To do:
Give back the full material, exactly as it reads.

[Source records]
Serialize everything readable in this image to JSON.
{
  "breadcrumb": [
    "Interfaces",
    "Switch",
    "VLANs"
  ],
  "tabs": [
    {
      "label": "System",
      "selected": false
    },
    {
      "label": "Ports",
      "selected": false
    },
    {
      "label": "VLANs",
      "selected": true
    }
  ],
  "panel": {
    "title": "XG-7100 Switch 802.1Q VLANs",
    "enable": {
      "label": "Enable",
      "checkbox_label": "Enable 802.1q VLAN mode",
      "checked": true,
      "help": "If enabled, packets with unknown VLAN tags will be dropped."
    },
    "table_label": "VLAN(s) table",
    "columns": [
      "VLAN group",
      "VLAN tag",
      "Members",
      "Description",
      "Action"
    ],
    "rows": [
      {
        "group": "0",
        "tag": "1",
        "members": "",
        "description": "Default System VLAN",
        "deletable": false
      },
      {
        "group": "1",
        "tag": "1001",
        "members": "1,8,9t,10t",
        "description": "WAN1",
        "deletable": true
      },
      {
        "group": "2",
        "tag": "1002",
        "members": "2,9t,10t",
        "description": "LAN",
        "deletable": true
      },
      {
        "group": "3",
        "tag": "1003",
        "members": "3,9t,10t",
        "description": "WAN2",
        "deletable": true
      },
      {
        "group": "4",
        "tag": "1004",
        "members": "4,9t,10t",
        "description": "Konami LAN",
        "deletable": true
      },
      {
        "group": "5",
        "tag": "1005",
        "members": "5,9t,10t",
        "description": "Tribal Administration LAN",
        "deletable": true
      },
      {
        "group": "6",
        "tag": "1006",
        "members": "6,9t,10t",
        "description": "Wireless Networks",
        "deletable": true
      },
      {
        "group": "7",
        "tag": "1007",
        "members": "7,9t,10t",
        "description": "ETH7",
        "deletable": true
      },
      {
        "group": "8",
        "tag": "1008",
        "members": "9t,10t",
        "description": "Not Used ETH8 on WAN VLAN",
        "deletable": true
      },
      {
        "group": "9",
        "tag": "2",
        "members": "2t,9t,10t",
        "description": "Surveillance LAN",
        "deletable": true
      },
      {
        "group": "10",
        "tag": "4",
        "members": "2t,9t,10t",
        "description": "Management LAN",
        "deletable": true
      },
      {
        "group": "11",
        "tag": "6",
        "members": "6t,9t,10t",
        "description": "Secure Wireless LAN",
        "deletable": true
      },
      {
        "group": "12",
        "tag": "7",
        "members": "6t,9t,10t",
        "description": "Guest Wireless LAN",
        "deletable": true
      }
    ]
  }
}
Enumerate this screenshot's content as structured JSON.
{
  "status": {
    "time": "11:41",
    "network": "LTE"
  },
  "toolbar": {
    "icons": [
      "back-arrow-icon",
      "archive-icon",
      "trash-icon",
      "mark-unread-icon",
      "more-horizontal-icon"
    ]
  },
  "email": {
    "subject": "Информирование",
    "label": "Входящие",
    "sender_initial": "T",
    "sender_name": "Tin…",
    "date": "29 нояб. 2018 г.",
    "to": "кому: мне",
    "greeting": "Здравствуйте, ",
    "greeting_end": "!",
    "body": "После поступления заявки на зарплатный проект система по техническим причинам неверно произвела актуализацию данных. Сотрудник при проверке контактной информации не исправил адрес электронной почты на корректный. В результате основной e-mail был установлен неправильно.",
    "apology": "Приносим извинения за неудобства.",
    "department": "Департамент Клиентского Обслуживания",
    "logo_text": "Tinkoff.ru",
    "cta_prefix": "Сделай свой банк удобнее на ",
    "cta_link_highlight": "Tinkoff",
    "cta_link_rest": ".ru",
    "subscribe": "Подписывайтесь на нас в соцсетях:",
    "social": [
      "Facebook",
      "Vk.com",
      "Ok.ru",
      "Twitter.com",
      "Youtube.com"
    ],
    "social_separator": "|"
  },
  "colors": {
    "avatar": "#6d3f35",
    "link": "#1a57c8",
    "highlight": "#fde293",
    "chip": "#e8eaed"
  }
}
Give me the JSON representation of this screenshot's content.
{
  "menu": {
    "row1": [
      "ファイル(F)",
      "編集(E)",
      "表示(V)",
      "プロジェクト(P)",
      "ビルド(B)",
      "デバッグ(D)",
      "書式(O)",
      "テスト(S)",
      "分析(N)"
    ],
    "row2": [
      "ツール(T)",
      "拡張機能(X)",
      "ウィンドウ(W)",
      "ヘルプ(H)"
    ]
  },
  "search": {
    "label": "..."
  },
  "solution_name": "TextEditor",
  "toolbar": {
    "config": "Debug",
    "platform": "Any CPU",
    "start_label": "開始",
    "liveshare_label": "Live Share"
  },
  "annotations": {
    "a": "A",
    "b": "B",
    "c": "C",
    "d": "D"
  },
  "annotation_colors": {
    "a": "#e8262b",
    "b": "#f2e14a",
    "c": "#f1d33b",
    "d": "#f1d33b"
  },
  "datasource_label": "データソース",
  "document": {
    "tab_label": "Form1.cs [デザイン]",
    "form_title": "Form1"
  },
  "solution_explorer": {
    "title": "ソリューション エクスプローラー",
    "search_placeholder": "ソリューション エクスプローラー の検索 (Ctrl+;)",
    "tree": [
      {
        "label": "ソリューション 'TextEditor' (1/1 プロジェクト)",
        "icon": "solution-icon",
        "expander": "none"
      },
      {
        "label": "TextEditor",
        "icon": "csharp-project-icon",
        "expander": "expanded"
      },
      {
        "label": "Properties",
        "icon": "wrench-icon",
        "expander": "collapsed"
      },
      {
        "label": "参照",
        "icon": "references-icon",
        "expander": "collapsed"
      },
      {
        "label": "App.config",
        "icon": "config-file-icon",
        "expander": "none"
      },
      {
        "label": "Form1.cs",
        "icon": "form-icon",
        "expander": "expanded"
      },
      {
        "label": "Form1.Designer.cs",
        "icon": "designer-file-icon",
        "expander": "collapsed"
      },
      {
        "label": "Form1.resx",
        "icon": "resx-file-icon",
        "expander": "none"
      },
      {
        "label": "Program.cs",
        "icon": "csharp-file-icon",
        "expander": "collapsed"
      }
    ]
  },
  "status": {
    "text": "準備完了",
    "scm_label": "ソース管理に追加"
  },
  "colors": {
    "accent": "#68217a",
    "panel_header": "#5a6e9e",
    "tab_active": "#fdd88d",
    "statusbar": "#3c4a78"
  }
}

Solution to this task:
Serialize everything readable in this image to JSON.
{
  "breadcrumb": [
    "Interfaces",
    "Switch",
    "VLANs"
  ],
  "tabs": [
    {
      "label": "System",
      "selected": false
    },
    {
      "label": "Ports",
      "selected": false
    },
    {
      "label": "VLANs",
      "selected": true
    }
  ],
  "panel": {
    "title": "XG-7100 Switch 802.1Q VLANs",
    "enable": {
      "label": "Enable",
      "checkbox_label": "Enable 802.1q VLAN mode",
      "checked": true,
      "help": "If enabled, packets with unknown VLAN tags will be dropped."
    },
    "table_label": "VLAN(s) table",
    "columns": [
      "VLAN group",
      "VLAN tag",
      "Members",
      "Description",
      "Action"
    ],
    "rows": [
      {
        "group": "0",
        "tag": "1",
        "members": "",
        "description": "Default System VLAN",
        "deletable": false
      },
      {
        "group": "1",
        "tag": "1001",
        "members": "1,8,9t,10t",
        "description": "WAN1",
        "deletable": true
      },
      {
        "group": "2",
        "tag": "1002",
        "members": "2,9t,10t",
        "description": "LAN",
        "deletable": true
      },
      {
        "group": "3",
        "tag": "1003",
        "members": "3,9t,10t",
        "description": "WAN2",
        "deletable": true
      },
      {
        "group": "4",
        "tag": "1004",
        "members": "4,9t,10t",
        "description": "Konami LAN",
        "deletable": true
      },
      {
        "group": "5",
        "tag": "1005",
        "members": "5,9t,10t",
        "description": "Tribal Administration LAN",
        "deletable": true
      },
      {
        "group": "6",
        "tag": "1006",
        "members": "6,9t,10t",
        "description": "Wireless Networks",
        "deletable": true
      },
      {
        "group": "7",
        "tag": "1007",
        "members": "7,9t,10t",
        "description": "ETH7",
        "deletable": true
      },
      {
        "group": "8",
        "tag": "1008",
        "members": "9t,10t",
        "description": "Not Used ETH8 on WAN VLAN",
        "deletable": true
      },
      {
        "group": "9",
        "tag": "2",
        "members": "2t,9t,10t",
        "description": "Surveillance LAN",
        "deletable": true
      },
      {
        "group": "10",
        "tag": "4",
        "members": "2t,9t,10t",
        "description": "Management LAN",
        "deletable": true
      },
      {
        "group": "11",
        "tag": "6",
        "members": "6t,9t,10t",
        "description": "Secure Wireless LAN",
        "deletable": true
      },
      {
        "group": "12",
        "tag": "7",
        "members": "6t,9t,10t",
        "description": "Guest Wireless LAN",
        "deletable": true
      }
    ]
  }
}
Enumerate this screenshot's content as structured JSON.
{
  "status": {
    "time": "11:41",
    "network": "LTE"
  },
  "toolbar": {
    "icons": [
      "back-arrow-icon",
      "archive-icon",
      "trash-icon",
      "mark-unread-icon",
      "more-horizontal-icon"
    ]
  },
  "email": {
    "subject": "Информирование",
    "label": "Входящие",
    "sender_initial": "T",
    "sender_name": "Tin…",
    "date": "29 нояб. 2018 г.",
    "to": "кому: мне",
    "greeting": "Здравствуйте, ",
    "greeting_end": "!",
    "body": "После поступления заявки на зарплатный проект система по техническим причинам неверно произвела актуализацию данных. Сотрудник при проверке контактной информации не исправил адрес электронной почты на корректный. В результате основной e-mail был установлен неправильно.",
    "apology": "Приносим извинения за неудобства.",
    "department": "Департамент Клиентского Обслуживания",
    "logo_text": "Tinkoff.ru",
    "cta_prefix": "Сделай свой банк удобнее на ",
    "cta_link_highlight": "Tinkoff",
    "cta_link_rest": ".ru",
    "subscribe": "Подписывайтесь на нас в соцсетях:",
    "social": [
      "Facebook",
      "Vk.com",
      "Ok.ru",
      "Twitter.com",
      "Youtube.com"
    ],
    "social_separator": "|"
  },
  "colors": {
    "avatar": "#6d3f35",
    "link": "#1a57c8",
    "highlight": "#fde293",
    "chip": "#e8eaed"
  }
}
Give me the JSON representation of this screenshot's content.
{
  "menu": {
    "row1": [
      "ファイル(F)",
      "編集(E)",
      "表示(V)",
      "プロジェクト(P)",
      "ビルド(B)",
      "デバッグ(D)",
      "書式(O)",
      "テスト(S)",
      "分析(N)"
    ],
    "row2": [
      "ツール(T)",
      "拡張機能(X)",
      "ウィンドウ(W)",
      "ヘルプ(H)"
    ]
  },
  "search": {
    "label": "..."
  },
  "solution_name": "TextEditor",
  "toolbar": {
    "config": "Debug",
    "platform": "Any CPU",
    "start_label": "開始",
    "liveshare_label": "Live Share"
  },
  "annotations": {
    "a": "A",
    "b": "B",
    "c": "C",
    "d": "D"
  },
  "annotation_colors": {
    "a": "#e8262b",
    "b": "#f2e14a",
    "c": "#f1d33b",
    "d": "#f1d33b"
  },
  "datasource_label": "データソース",
  "document": {
    "tab_label": "Form1.cs [デザイン]",
    "form_title": "Form1"
  },
  "solution_explorer": {
    "title": "ソリューション エクスプローラー",
    "search_placeholder": "ソリューション エクスプローラー の検索 (Ctrl+;)",
    "tree": [
      {
        "label": "ソリューション 'TextEditor' (1/1 プロジェクト)",
        "icon": "solution-icon",
        "expander": "none"
      },
      {
        "label": "TextEditor",
        "icon": "csharp-project-icon",
        "expander": "expanded"
      },
      {
        "label": "Properties",
        "icon": "wrench-icon",
        "expander": "collapsed"
      },
      {
        "label": "参照",
        "icon": "references-icon",
        "expander": "collapsed"
      },
      {
        "label": "App.config",
        "icon": "config-file-icon",
        "expander": "none"
      },
      {
        "label": "Form1.cs",
        "icon": "form-icon",
        "expander": "expanded"
      },
      {
        "label": "Form1.Designer.cs",
        "icon": "designer-file-icon",
        "expander": "collapsed"
      },
      {
        "label": "Form1.resx",
        "icon": "resx-file-icon",
        "expander": "none"
      },
      {
        "label": "Program.cs",
        "icon": "csharp-file-icon",
        "expander": "collapsed"
      }
    ]
  },
  "status": {
    "text": "準備完了",
    "scm_label": "ソース管理に追加"
  },
  "colors": {
    "accent": "#68217a",
    "panel_header": "#5a6e9e",
    "tab_active": "#fdd88d",
    "statusbar": "#3c4a78"
  }
}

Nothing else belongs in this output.